*Exercise details:* Keep only those lines of the records that include the string "perceptie".
• • • • •
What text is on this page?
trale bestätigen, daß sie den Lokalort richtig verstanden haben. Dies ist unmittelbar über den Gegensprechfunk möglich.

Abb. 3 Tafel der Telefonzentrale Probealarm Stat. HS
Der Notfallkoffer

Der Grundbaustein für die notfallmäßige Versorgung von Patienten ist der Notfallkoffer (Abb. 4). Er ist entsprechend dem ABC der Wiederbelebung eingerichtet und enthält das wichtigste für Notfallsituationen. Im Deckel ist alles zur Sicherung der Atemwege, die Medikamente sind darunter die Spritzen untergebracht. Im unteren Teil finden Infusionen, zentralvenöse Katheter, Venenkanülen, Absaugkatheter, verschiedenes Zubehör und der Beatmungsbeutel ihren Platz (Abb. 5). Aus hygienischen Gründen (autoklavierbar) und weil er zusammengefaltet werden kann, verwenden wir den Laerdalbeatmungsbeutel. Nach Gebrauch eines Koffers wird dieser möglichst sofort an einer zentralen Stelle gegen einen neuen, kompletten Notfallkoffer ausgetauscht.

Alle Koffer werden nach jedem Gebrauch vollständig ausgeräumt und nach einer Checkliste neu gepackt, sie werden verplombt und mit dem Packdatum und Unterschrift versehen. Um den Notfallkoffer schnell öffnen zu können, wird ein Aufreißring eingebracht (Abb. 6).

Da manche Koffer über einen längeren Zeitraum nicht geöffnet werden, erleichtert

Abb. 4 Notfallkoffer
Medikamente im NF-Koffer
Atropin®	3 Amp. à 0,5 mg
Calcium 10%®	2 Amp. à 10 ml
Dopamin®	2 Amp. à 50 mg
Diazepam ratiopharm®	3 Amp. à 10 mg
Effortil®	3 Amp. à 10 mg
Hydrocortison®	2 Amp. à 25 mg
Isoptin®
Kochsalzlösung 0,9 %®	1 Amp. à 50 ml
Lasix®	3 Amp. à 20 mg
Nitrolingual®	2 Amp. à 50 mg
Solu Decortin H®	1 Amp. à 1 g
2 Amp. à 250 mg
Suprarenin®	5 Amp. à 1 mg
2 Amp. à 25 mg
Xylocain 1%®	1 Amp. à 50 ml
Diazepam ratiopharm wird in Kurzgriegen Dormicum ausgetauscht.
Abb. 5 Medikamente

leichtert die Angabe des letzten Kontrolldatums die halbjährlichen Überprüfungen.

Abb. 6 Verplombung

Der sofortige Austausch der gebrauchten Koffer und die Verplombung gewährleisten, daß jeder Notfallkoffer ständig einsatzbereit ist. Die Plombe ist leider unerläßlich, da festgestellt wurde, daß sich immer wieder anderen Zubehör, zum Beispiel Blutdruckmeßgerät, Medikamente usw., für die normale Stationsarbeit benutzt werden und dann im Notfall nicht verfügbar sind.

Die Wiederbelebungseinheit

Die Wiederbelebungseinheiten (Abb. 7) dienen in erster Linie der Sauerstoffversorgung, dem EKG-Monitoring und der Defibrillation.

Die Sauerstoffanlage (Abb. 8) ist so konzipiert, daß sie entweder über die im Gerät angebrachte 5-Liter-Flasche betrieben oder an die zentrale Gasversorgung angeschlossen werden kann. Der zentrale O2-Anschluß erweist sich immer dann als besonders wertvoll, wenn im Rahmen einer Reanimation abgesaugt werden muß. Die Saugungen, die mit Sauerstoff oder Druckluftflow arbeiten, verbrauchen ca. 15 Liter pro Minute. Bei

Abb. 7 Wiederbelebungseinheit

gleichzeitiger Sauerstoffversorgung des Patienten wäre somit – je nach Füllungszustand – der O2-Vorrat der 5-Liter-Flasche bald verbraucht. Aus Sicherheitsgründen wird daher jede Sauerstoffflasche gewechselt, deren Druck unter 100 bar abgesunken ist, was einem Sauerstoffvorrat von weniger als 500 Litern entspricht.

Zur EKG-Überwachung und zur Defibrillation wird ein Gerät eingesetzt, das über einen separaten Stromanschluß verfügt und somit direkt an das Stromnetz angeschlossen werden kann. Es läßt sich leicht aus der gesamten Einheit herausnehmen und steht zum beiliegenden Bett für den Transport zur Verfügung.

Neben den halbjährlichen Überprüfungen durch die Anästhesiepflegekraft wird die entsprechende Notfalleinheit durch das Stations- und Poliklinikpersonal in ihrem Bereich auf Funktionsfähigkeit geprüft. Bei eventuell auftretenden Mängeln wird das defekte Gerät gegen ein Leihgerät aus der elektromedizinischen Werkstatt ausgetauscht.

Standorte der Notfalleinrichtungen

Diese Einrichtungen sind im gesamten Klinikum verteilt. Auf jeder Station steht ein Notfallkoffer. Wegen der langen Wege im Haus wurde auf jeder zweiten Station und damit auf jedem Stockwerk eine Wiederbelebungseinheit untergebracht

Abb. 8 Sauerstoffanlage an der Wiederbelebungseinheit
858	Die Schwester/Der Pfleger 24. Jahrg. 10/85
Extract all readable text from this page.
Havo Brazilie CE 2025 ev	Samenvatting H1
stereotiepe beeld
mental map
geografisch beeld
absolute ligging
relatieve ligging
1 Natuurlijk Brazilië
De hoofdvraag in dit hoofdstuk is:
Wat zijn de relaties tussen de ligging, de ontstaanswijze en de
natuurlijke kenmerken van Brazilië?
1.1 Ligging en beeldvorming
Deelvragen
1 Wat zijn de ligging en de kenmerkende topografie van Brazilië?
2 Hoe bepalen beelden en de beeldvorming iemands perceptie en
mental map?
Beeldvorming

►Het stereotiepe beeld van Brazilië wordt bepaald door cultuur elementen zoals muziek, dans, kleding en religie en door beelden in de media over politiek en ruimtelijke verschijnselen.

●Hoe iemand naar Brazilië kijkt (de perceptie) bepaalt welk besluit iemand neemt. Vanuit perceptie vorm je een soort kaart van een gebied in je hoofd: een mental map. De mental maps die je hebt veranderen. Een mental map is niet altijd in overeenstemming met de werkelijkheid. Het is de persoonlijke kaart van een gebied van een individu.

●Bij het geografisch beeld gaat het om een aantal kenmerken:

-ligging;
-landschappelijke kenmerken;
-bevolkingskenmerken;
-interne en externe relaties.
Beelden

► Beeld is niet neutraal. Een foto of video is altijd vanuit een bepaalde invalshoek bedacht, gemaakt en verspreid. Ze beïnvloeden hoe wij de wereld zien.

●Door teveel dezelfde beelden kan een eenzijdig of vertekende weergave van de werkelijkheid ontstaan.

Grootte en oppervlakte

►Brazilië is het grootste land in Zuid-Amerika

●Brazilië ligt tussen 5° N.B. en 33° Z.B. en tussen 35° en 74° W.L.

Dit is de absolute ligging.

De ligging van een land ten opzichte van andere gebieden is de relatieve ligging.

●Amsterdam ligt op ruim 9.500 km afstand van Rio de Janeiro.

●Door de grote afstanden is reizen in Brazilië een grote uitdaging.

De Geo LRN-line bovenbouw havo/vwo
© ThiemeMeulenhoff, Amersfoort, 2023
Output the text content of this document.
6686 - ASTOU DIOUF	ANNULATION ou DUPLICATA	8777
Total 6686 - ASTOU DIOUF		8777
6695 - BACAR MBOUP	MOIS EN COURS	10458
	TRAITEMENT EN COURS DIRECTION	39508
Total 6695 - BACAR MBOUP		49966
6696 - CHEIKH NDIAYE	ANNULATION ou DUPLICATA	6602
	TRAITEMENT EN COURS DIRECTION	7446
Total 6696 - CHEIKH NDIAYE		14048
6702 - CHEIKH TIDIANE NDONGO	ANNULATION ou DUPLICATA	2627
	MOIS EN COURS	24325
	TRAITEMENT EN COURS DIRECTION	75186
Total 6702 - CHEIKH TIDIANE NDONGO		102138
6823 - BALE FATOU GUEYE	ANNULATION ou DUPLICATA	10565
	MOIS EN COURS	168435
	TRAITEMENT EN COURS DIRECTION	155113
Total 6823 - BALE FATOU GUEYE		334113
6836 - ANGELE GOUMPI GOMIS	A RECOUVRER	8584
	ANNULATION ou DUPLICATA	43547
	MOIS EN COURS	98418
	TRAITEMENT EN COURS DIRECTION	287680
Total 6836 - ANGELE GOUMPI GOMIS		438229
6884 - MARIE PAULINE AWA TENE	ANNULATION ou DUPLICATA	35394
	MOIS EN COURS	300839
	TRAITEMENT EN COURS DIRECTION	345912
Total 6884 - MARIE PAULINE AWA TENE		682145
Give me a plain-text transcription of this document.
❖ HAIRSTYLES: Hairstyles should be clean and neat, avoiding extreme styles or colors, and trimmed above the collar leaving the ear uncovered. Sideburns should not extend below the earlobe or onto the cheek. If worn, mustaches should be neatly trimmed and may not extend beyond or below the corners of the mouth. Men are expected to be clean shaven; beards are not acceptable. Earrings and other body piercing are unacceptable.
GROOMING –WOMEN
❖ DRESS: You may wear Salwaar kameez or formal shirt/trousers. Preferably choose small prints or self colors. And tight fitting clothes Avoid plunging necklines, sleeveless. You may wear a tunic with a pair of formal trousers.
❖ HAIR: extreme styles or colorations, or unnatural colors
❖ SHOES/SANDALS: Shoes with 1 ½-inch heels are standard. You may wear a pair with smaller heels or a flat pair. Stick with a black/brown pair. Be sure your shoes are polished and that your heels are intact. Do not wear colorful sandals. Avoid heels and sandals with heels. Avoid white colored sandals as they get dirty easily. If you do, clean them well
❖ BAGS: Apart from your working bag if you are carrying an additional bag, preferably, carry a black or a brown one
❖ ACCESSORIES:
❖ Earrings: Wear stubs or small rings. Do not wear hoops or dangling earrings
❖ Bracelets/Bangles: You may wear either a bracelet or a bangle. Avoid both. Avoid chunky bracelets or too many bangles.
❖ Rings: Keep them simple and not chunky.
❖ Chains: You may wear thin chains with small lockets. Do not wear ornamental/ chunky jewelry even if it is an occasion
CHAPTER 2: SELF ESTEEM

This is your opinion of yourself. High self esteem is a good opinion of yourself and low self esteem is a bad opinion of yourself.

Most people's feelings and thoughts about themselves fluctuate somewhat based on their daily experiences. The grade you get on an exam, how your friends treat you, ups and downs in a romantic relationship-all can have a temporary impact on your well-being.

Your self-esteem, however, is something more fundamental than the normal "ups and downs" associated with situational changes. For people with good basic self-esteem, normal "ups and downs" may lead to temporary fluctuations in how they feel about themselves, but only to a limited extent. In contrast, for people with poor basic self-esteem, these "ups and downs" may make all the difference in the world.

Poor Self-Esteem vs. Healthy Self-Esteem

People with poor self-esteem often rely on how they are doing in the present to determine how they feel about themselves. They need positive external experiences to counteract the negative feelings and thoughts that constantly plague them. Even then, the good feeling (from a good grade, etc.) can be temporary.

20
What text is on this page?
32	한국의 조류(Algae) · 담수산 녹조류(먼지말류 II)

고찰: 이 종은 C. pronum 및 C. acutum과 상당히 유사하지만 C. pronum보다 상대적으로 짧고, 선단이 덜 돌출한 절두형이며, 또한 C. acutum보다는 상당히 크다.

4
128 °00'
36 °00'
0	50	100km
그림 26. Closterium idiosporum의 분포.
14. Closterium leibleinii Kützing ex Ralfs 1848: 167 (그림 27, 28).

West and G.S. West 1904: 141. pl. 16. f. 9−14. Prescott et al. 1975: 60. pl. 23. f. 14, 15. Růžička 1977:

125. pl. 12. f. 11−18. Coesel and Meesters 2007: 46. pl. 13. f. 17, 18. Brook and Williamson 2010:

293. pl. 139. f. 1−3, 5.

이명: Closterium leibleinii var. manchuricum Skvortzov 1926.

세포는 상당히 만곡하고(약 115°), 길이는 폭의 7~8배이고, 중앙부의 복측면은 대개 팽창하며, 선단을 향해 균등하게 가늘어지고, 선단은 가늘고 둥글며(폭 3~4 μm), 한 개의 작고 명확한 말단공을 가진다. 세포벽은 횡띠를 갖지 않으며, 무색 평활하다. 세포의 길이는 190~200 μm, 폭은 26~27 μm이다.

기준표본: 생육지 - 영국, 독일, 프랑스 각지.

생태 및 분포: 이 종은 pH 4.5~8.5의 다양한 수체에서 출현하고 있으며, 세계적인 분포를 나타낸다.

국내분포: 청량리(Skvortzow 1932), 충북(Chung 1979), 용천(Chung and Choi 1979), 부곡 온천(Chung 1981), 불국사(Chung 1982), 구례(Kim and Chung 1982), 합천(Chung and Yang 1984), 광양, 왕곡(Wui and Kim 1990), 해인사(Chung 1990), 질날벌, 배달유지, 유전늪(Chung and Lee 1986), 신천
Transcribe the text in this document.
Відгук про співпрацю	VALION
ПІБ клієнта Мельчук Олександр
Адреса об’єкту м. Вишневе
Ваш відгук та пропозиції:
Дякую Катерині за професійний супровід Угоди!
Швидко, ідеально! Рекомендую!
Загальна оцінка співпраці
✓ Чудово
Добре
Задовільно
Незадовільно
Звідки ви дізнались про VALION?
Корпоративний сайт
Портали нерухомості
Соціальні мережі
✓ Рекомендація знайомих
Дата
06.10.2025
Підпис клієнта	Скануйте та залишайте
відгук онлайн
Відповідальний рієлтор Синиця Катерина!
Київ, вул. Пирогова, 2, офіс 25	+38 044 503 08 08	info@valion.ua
• • • • •
*Output for this exercise:*
2 Hoe bepalen beelden en de beeldvorming iemands perceptie en
●Hoe iemand naar Brazilië kijkt (de perceptie) bepaalt welk besluit iemand neemt. Vanuit perceptie vorm je een soort kaart van een gebied in je hoofd: een mental map. De mental maps die je hebt veranderen. Een mental map is niet altijd in overeenstemming met de werkelijkheid. Het is de persoonlijke kaart van een gebied van een individu.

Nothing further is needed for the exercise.